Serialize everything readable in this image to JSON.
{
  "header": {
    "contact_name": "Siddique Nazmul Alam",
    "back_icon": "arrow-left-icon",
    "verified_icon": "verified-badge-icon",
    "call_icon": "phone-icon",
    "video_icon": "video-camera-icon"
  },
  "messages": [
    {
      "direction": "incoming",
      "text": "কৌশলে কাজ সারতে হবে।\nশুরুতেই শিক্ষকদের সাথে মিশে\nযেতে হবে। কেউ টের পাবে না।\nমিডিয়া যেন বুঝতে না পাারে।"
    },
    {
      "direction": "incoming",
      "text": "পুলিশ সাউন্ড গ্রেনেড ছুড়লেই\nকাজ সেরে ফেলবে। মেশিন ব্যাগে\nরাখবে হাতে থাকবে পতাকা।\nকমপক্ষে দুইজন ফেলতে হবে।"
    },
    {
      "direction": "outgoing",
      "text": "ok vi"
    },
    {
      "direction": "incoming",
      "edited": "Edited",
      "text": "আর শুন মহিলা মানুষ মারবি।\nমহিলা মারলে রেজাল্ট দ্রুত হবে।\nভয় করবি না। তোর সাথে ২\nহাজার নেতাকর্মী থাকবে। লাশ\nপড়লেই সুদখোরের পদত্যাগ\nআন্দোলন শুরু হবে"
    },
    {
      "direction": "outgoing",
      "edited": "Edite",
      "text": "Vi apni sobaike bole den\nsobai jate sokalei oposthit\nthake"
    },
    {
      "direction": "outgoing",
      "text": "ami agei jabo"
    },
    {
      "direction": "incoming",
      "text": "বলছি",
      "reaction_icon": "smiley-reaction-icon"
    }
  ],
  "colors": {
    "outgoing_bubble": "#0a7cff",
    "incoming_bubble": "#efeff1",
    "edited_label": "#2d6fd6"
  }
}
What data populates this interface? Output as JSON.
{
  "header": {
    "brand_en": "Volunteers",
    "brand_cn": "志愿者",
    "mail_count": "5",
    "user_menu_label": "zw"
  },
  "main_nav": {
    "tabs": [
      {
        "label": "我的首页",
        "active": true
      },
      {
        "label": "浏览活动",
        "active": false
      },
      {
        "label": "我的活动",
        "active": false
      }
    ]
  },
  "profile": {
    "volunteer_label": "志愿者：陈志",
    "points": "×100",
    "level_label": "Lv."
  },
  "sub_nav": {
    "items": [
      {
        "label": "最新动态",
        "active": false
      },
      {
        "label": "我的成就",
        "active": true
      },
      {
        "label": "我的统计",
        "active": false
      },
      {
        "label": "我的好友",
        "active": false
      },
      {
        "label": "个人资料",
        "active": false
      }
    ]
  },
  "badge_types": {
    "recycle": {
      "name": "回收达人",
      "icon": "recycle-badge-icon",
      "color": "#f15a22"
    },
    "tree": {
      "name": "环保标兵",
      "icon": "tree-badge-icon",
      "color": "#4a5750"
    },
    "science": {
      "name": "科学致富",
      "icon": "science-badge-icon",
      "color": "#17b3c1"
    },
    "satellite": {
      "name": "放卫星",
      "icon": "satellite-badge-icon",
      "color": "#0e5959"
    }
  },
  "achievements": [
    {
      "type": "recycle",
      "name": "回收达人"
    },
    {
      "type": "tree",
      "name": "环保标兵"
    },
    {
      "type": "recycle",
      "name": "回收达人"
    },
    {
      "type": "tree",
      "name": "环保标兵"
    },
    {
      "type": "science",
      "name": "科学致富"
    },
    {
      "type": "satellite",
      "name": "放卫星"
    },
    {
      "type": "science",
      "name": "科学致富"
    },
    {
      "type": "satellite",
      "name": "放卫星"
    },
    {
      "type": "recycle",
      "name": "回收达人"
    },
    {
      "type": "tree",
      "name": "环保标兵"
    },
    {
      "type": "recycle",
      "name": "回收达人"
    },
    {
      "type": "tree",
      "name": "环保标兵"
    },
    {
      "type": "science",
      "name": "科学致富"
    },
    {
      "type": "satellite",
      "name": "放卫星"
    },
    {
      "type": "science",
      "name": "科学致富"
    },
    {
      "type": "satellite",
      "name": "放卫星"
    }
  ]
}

================================

Reproduce the data, keeping every line exactly the same.

Serialize everything readable in this image to JSON.
{
  "header": {
    "contact_name": "Siddique Nazmul Alam",
    "back_icon": "arrow-left-icon",
    "verified_icon": "verified-badge-icon",
    "call_icon": "phone-icon",
    "video_icon": "video-camera-icon"
  },
  "messages": [
    {
      "direction": "incoming",
      "text": "কৌশলে কাজ সারতে হবে।\nশুরুতেই শিক্ষকদের সাথে মিশে\nযেতে হবে। কেউ টের পাবে না।\nমিডিয়া যেন বুঝতে না পাারে।"
    },
    {
      "direction": "incoming",
      "text": "পুলিশ সাউন্ড গ্রেনেড ছুড়লেই\nকাজ সেরে ফেলবে। মেশিন ব্যাগে\nরাখবে হাতে থাকবে পতাকা।\nকমপক্ষে দুইজন ফেলতে হবে।"
    },
    {
      "direction": "outgoing",
      "text": "ok vi"
    },
    {
      "direction": "incoming",
      "edited": "Edited",
      "text": "আর শুন মহিলা মানুষ মারবি।\nমহিলা মারলে রেজাল্ট দ্রুত হবে।\nভয় করবি না। তোর সাথে ২\nহাজার নেতাকর্মী থাকবে। লাশ\nপড়লেই সুদখোরের পদত্যাগ\nআন্দোলন শুরু হবে"
    },
    {
      "direction": "outgoing",
      "edited": "Edite",
      "text": "Vi apni sobaike bole den\nsobai jate sokalei oposthit\nthake"
    },
    {
      "direction": "outgoing",
      "text": "ami agei jabo"
    },
    {
      "direction": "incoming",
      "text": "বলছি",
      "reaction_icon": "smiley-reaction-icon"
    }
  ],
  "colors": {
    "outgoing_bubble": "#0a7cff",
    "incoming_bubble": "#efeff1",
    "edited_label": "#2d6fd6"
  }
}
What data populates this interface? Output as JSON.
{
  "header": {
    "brand_en": "Volunteers",
    "brand_cn": "志愿者",
    "mail_count": "5",
    "user_menu_label": "zw"
  },
  "main_nav": {
    "tabs": [
      {
        "label": "我的首页",
        "active": true
      },
      {
        "label": "浏览活动",
        "active": false
      },
      {
        "label": "我的活动",
        "active": false
      }
    ]
  },
  "profile": {
    "volunteer_label": "志愿者：陈志",
    "points": "×100",
    "level_label": "Lv."
  },
  "sub_nav": {
    "items": [
      {
        "label": "最新动态",
        "active": false
      },
      {
        "label": "我的成就",
        "active": true
      },
      {
        "label": "我的统计",
        "active": false
      },
      {
        "label": "我的好友",
        "active": false
      },
      {
        "label": "个人资料",
        "active": false
      }
    ]
  },
  "badge_types": {
    "recycle": {
      "name": "回收达人",
      "icon": "recycle-badge-icon",
      "color": "#f15a22"
    },
    "tree": {
      "name": "环保标兵",
      "icon": "tree-badge-icon",
      "color": "#4a5750"
    },
    "science": {
      "name": "科学致富",
      "icon": "science-badge-icon",
      "color": "#17b3c1"
    },
    "satellite": {
      "name": "放卫星",
      "icon": "satellite-badge-icon",
      "color": "#0e5959"
    }
  },
  "achievements": [
    {
      "type": "recycle",
      "name": "回收达人"
    },
    {
      "type": "tree",
      "name": "环保标兵"
    },
    {
      "type": "recycle",
      "name": "回收达人"
    },
    {
      "type": "tree",
      "name": "环保标兵"
    },
    {
      "type": "science",
      "name": "科学致富"
    },
    {
      "type": "satellite",
      "name": "放卫星"
    },
    {
      "type": "science",
      "name": "科学致富"
    },
    {
      "type": "satellite",
      "name": "放卫星"
    },
    {
      "type": "recycle",
      "name": "回收达人"
    },
    {
      "type": "tree",
      "name": "环保标兵"
    },
    {
      "type": "recycle",
      "name": "回收达人"
    },
    {
      "type": "tree",
      "name": "环保标兵"
    },
    {
      "type": "science",
      "name": "科学致富"
    },
    {
      "type": "satellite",
      "name": "放卫星"
    },
    {
      "type": "science",
      "name": "科学致富"
    },
    {
      "type": "satellite",
      "name": "放卫星"
    }
  ]
}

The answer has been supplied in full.